** Start of DATA SECTION **

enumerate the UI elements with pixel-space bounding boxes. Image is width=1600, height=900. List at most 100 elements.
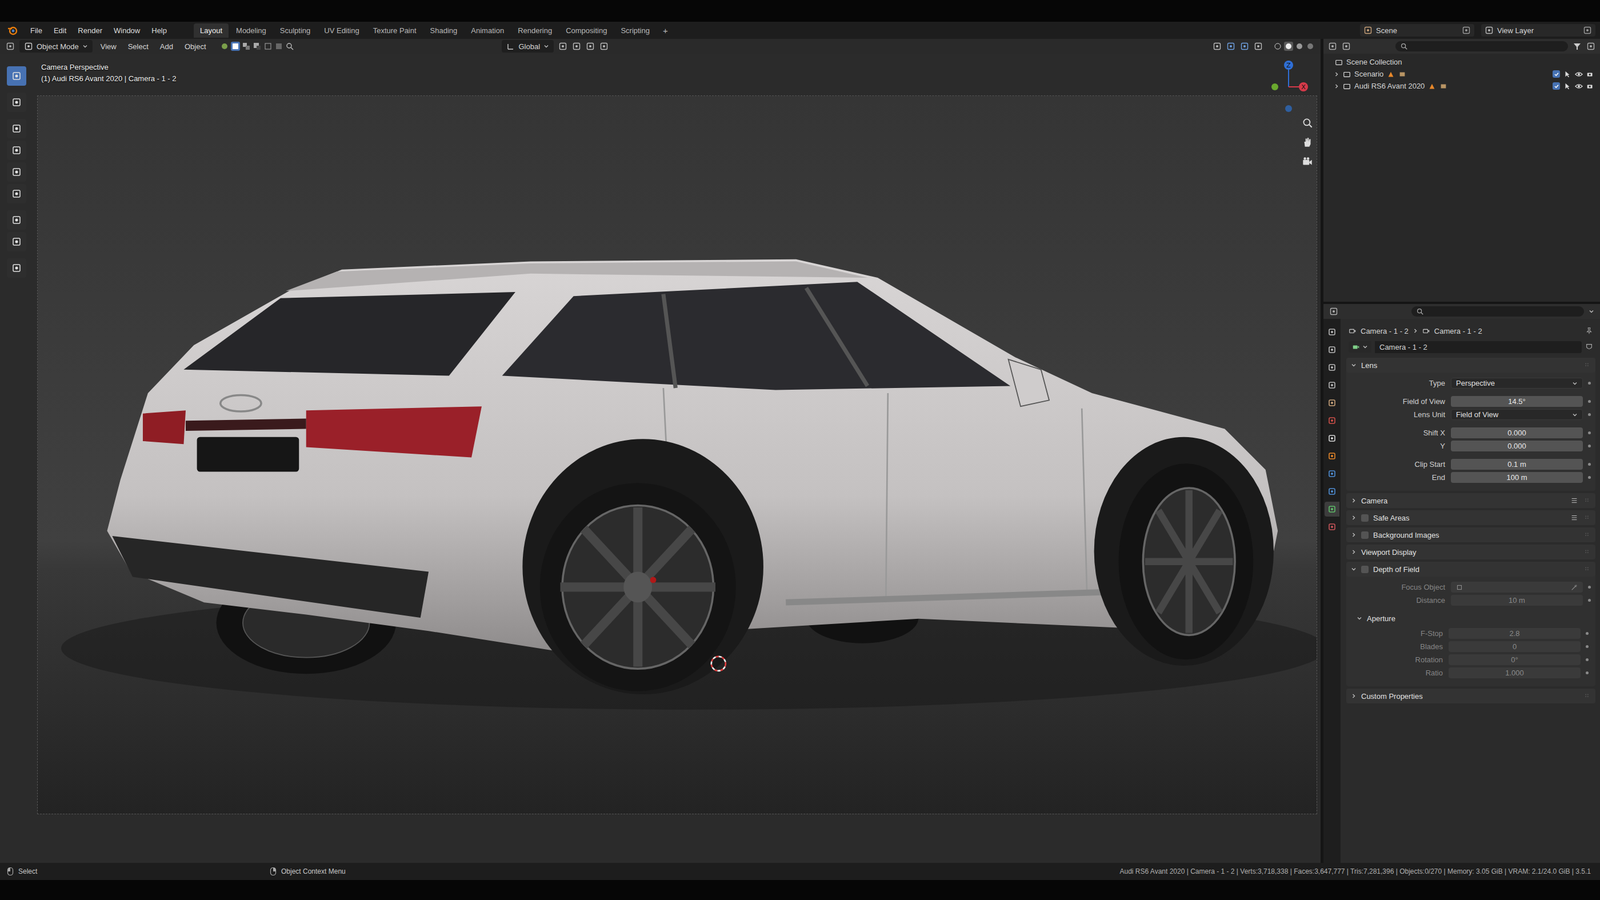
- tool-button[interactable]: [6, 162, 27, 182]
- select-arrow-icon[interactable]: [1563, 82, 1572, 91]
- drag-grip-icon[interactable]: [1582, 361, 1591, 370]
- visibility-icon[interactable]: [1212, 41, 1222, 51]
- workspace-tab[interactable]: Rendering: [511, 23, 559, 38]
- viewport-menu[interactable]: View: [97, 40, 120, 53]
- 3d-viewport[interactable]: Camera Perspective (1) Audi RS6 Avant 20…: [0, 53, 1321, 863]
- animate-dot-icon[interactable]: [1588, 476, 1591, 479]
- new-scene-icon[interactable]: [1461, 25, 1471, 35]
- number-field[interactable]: 0.000: [1450, 427, 1583, 439]
- workspace-tab[interactable]: Compositing: [559, 23, 614, 38]
- eye-icon[interactable]: [1574, 70, 1583, 79]
- select-invert-icon[interactable]: [263, 41, 273, 51]
- number-field[interactable]: 0: [1448, 641, 1581, 652]
- mode-dropdown[interactable]: Object Mode: [19, 40, 93, 53]
- workspace-tab[interactable]: Modeling: [229, 23, 273, 38]
- properties-tab[interactable]: [1324, 501, 1340, 517]
- expand-arrow-icon[interactable]: [1333, 83, 1340, 90]
- overlay-toggle-icon[interactable]: [1240, 41, 1250, 51]
- menu-item[interactable]: Window: [108, 24, 146, 38]
- menu-item[interactable]: Render: [72, 24, 108, 38]
- tool-button[interactable]: [6, 92, 27, 112]
- properties-search[interactable]: [1411, 306, 1584, 317]
- panel-checkbox[interactable]: [1361, 565, 1369, 574]
- solid-shading-icon[interactable]: [1284, 41, 1294, 51]
- new-view-layer-icon[interactable]: [1582, 25, 1592, 35]
- select-subtract-icon[interactable]: [252, 41, 262, 51]
- gizmo-toggle-icon[interactable]: [1226, 41, 1236, 51]
- browse-chevron-icon[interactable]: [1362, 344, 1368, 350]
- panel-arrow-icon[interactable]: [1350, 514, 1357, 521]
- panel-header[interactable]: Lens: [1346, 357, 1596, 373]
- dropdown-chevron-icon[interactable]: [1572, 380, 1578, 387]
- properties-tab[interactable]: [1324, 342, 1340, 358]
- mode-chevron-icon[interactable]: [82, 43, 88, 50]
- number-field[interactable]: 10 m: [1450, 594, 1583, 606]
- animate-dot-icon[interactable]: [1588, 381, 1591, 385]
- workspace-tab[interactable]: Sculpting: [273, 23, 317, 38]
- snap-target-icon[interactable]: [585, 41, 595, 51]
- properties-tab[interactable]: [1324, 324, 1340, 340]
- number-field[interactable]: 2.8: [1448, 628, 1581, 639]
- view-layer-icon[interactable]: [1484, 25, 1494, 35]
- exclude-checkbox[interactable]: [1552, 70, 1560, 78]
- animate-dot-icon[interactable]: [1588, 585, 1591, 589]
- material-icon[interactable]: [220, 41, 230, 51]
- tool-button[interactable]: [6, 210, 27, 230]
- properties-tab[interactable]: [1324, 466, 1340, 482]
- panel-arrow-icon[interactable]: [1350, 693, 1357, 699]
- menu-item[interactable]: File: [25, 24, 48, 38]
- new-collection-icon[interactable]: [1586, 41, 1596, 51]
- panel-header[interactable]: Camera: [1346, 493, 1596, 508]
- workspace-tab[interactable]: Shading: [424, 23, 464, 38]
- properties-tab[interactable]: [1324, 430, 1340, 446]
- drag-grip-icon[interactable]: [1582, 513, 1591, 522]
- render-camera-icon[interactable]: [1586, 82, 1595, 91]
- drag-grip-icon[interactable]: [1582, 692, 1591, 700]
- drag-grip-icon[interactable]: [1582, 548, 1591, 556]
- drag-grip-icon[interactable]: [1582, 565, 1591, 574]
- drag-grip-icon[interactable]: [1582, 496, 1591, 505]
- search-icon[interactable]: [285, 41, 295, 51]
- number-field[interactable]: 100 m: [1450, 472, 1583, 483]
- tool-button[interactable]: [6, 184, 27, 204]
- outliner-row[interactable]: Scenario: [1323, 68, 1600, 80]
- outliner-row[interactable]: Scene Collection: [1323, 56, 1600, 68]
- dropdown-field[interactable]: Perspective: [1450, 377, 1583, 389]
- panel-header[interactable]: Viewport Display: [1346, 544, 1596, 560]
- menu-item[interactable]: Help: [146, 24, 172, 38]
- workspace-tab[interactable]: Texture Paint: [366, 23, 423, 38]
- eye-icon[interactable]: [1574, 82, 1583, 91]
- animate-dot-icon[interactable]: [1585, 645, 1589, 648]
- datablock-name-field[interactable]: Camera - 1 - 2: [1374, 341, 1582, 354]
- tool-button[interactable]: [6, 118, 27, 139]
- properties-tab[interactable]: [1324, 395, 1340, 411]
- viewport-menu[interactable]: Select: [124, 40, 152, 53]
- pan-hand-icon[interactable]: [1301, 136, 1314, 149]
- number-field[interactable]: 14.5°: [1450, 396, 1583, 407]
- object-mode-icon[interactable]: [24, 41, 34, 51]
- panel-checkbox[interactable]: [1361, 514, 1369, 522]
- view-layer-selector[interactable]: View Layer: [1481, 24, 1596, 37]
- orientation-chevron-icon[interactable]: [543, 43, 550, 50]
- animate-dot-icon[interactable]: [1585, 658, 1589, 662]
- animate-dot-icon[interactable]: [1588, 431, 1591, 435]
- scene-icon[interactable]: [1363, 25, 1373, 35]
- animate-dot-icon[interactable]: [1585, 632, 1589, 635]
- blender-logo-icon[interactable]: [6, 24, 19, 36]
- pivot-icon[interactable]: [558, 41, 568, 51]
- expand-arrow-icon[interactable]: [1333, 71, 1340, 78]
- properties-editor-icon[interactable]: [1329, 306, 1339, 316]
- outliner-editor-icon[interactable]: [1328, 41, 1338, 51]
- panel-arrow-icon[interactable]: [1350, 497, 1357, 504]
- viewport-menu[interactable]: Add: [156, 40, 177, 53]
- filter-icon[interactable]: [1572, 41, 1582, 51]
- panel-header[interactable]: Safe Areas: [1346, 510, 1596, 526]
- presets-list-icon[interactable]: [1570, 513, 1579, 522]
- workspace-tab[interactable]: Layout: [193, 23, 229, 38]
- rendered-shading-icon[interactable]: [1305, 41, 1315, 51]
- render-camera-icon[interactable]: [1586, 70, 1595, 79]
- subpanel-arrow-icon[interactable]: [1356, 615, 1363, 622]
- properties-tab[interactable]: [1324, 484, 1340, 499]
- animate-dot-icon[interactable]: [1588, 400, 1591, 403]
- tool-button[interactable]: [6, 66, 27, 86]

** End of DATA SECTION **

*WORK REQUIRED*: Rewrite these lines with "panel-header" changed to "section-header" everywhere it appears and nothing else altered. Leave the pictures out of your answer.

*REPLY*:
enumerate the UI elements with pixel-space bounding boxes. Image is width=1600, height=900. List at most 100 elements.
- tool-button[interactable]: [6, 162, 27, 182]
- select-arrow-icon[interactable]: [1563, 82, 1572, 91]
- drag-grip-icon[interactable]: [1582, 361, 1591, 370]
- visibility-icon[interactable]: [1212, 41, 1222, 51]
- workspace-tab[interactable]: Rendering: [511, 23, 559, 38]
- viewport-menu[interactable]: View: [97, 40, 120, 53]
- 3d-viewport[interactable]: Camera Perspective (1) Audi RS6 Avant 20…: [0, 53, 1321, 863]
- animate-dot-icon[interactable]: [1588, 476, 1591, 479]
- new-scene-icon[interactable]: [1461, 25, 1471, 35]
- number-field[interactable]: 0.000: [1450, 427, 1583, 439]
- workspace-tab[interactable]: Compositing: [559, 23, 614, 38]
- eye-icon[interactable]: [1574, 70, 1583, 79]
- select-invert-icon[interactable]: [263, 41, 273, 51]
- number-field[interactable]: 0: [1448, 641, 1581, 652]
- mode-dropdown[interactable]: Object Mode: [19, 40, 93, 53]
- workspace-tab[interactable]: Modeling: [229, 23, 273, 38]
- properties-tab[interactable]: [1324, 501, 1340, 517]
- expand-arrow-icon[interactable]: [1333, 83, 1340, 90]
- overlay-toggle-icon[interactable]: [1240, 41, 1250, 51]
- menu-item[interactable]: Window: [108, 24, 146, 38]
- menu-item[interactable]: Render: [72, 24, 108, 38]
- tool-button[interactable]: [6, 92, 27, 112]
- properties-search[interactable]: [1411, 306, 1584, 317]
- panel-checkbox[interactable]: [1361, 565, 1369, 574]
- solid-shading-icon[interactable]: [1284, 41, 1294, 51]
- new-view-layer-icon[interactable]: [1582, 25, 1592, 35]
- select-subtract-icon[interactable]: [252, 41, 262, 51]
- gizmo-toggle-icon[interactable]: [1226, 41, 1236, 51]
- browse-chevron-icon[interactable]: [1362, 344, 1368, 350]
- panel-arrow-icon[interactable]: [1350, 514, 1357, 521]
- section-header[interactable]: Lens: [1346, 357, 1596, 373]
- dropdown-chevron-icon[interactable]: [1572, 380, 1578, 387]
- properties-tab[interactable]: [1324, 342, 1340, 358]
- mode-chevron-icon[interactable]: [82, 43, 88, 50]
- number-field[interactable]: 10 m: [1450, 594, 1583, 606]
- animate-dot-icon[interactable]: [1588, 381, 1591, 385]
- workspace-tab[interactable]: Sculpting: [273, 23, 317, 38]
- snap-target-icon[interactable]: [585, 41, 595, 51]
- properties-tab[interactable]: [1324, 324, 1340, 340]
- number-field[interactable]: 2.8: [1448, 628, 1581, 639]
- view-layer-icon[interactable]: [1484, 25, 1494, 35]
- exclude-checkbox[interactable]: [1552, 70, 1560, 78]
- animate-dot-icon[interactable]: [1588, 585, 1591, 589]
- material-icon[interactable]: [220, 41, 230, 51]
- tool-button[interactable]: [6, 210, 27, 230]
- properties-tab[interactable]: [1324, 466, 1340, 482]
- panel-arrow-icon[interactable]: [1350, 693, 1357, 699]
- menu-item[interactable]: File: [25, 24, 48, 38]
- new-collection-icon[interactable]: [1586, 41, 1596, 51]
- section-header[interactable]: Camera: [1346, 493, 1596, 508]
- workspace-tab[interactable]: Shading: [424, 23, 464, 38]
- properties-tab[interactable]: [1324, 430, 1340, 446]
- drag-grip-icon[interactable]: [1582, 513, 1591, 522]
- render-camera-icon[interactable]: [1586, 82, 1595, 91]
- drag-grip-icon[interactable]: [1582, 692, 1591, 700]
- drag-grip-icon[interactable]: [1582, 548, 1591, 556]
- drag-grip-icon[interactable]: [1582, 565, 1591, 574]
- drag-grip-icon[interactable]: [1582, 496, 1591, 505]
- search-icon[interactable]: [285, 41, 295, 51]
- number-field[interactable]: 100 m: [1450, 472, 1583, 483]
- tool-button[interactable]: [6, 184, 27, 204]
- outliner-row[interactable]: Scenario: [1323, 68, 1600, 80]
- outliner-row[interactable]: Scene Collection: [1323, 56, 1600, 68]
- dropdown-field[interactable]: Perspective: [1450, 377, 1583, 389]
- section-header[interactable]: Viewport Display: [1346, 544, 1596, 560]
- menu-item[interactable]: Help: [146, 24, 172, 38]
- workspace-tab[interactable]: Texture Paint: [366, 23, 423, 38]
- eye-icon[interactable]: [1574, 82, 1583, 91]
- animate-dot-icon[interactable]: [1585, 645, 1589, 648]
- datablock-name-field[interactable]: Camera - 1 - 2: [1374, 341, 1582, 354]
- tool-button[interactable]: [6, 118, 27, 139]
- properties-tab[interactable]: [1324, 395, 1340, 411]
- viewport-menu[interactable]: Select: [124, 40, 152, 53]
- pan-hand-icon[interactable]: [1301, 136, 1314, 149]
- number-field[interactable]: 14.5°: [1450, 396, 1583, 407]
- object-mode-icon[interactable]: [24, 41, 34, 51]
- panel-checkbox[interactable]: [1361, 514, 1369, 522]
- view-layer-selector[interactable]: View Layer: [1481, 24, 1596, 37]
- orientation-chevron-icon[interactable]: [543, 43, 550, 50]
- animate-dot-icon[interactable]: [1585, 658, 1589, 662]
- animate-dot-icon[interactable]: [1588, 431, 1591, 435]
- scene-icon[interactable]: [1363, 25, 1373, 35]
- animate-dot-icon[interactable]: [1585, 632, 1589, 635]
- blender-logo-icon[interactable]: [6, 24, 19, 36]
- pivot-icon[interactable]: [558, 41, 568, 51]
- expand-arrow-icon[interactable]: [1333, 71, 1340, 78]
- properties-editor-icon[interactable]: [1329, 306, 1339, 316]
- outliner-editor-icon[interactable]: [1328, 41, 1338, 51]
- panel-arrow-icon[interactable]: [1350, 497, 1357, 504]
- viewport-menu[interactable]: Add: [156, 40, 177, 53]
- filter-icon[interactable]: [1572, 41, 1582, 51]
- section-header[interactable]: Safe Areas: [1346, 510, 1596, 526]
- presets-list-icon[interactable]: [1570, 513, 1579, 522]
- workspace-tab[interactable]: Layout: [193, 23, 229, 38]
- rendered-shading-icon[interactable]: [1305, 41, 1315, 51]
- render-camera-icon[interactable]: [1586, 70, 1595, 79]
- subpanel-arrow-icon[interactable]: [1356, 615, 1363, 622]
- properties-tab[interactable]: [1324, 484, 1340, 499]
- animate-dot-icon[interactable]: [1588, 400, 1591, 403]
- tool-button[interactable]: [6, 66, 27, 86]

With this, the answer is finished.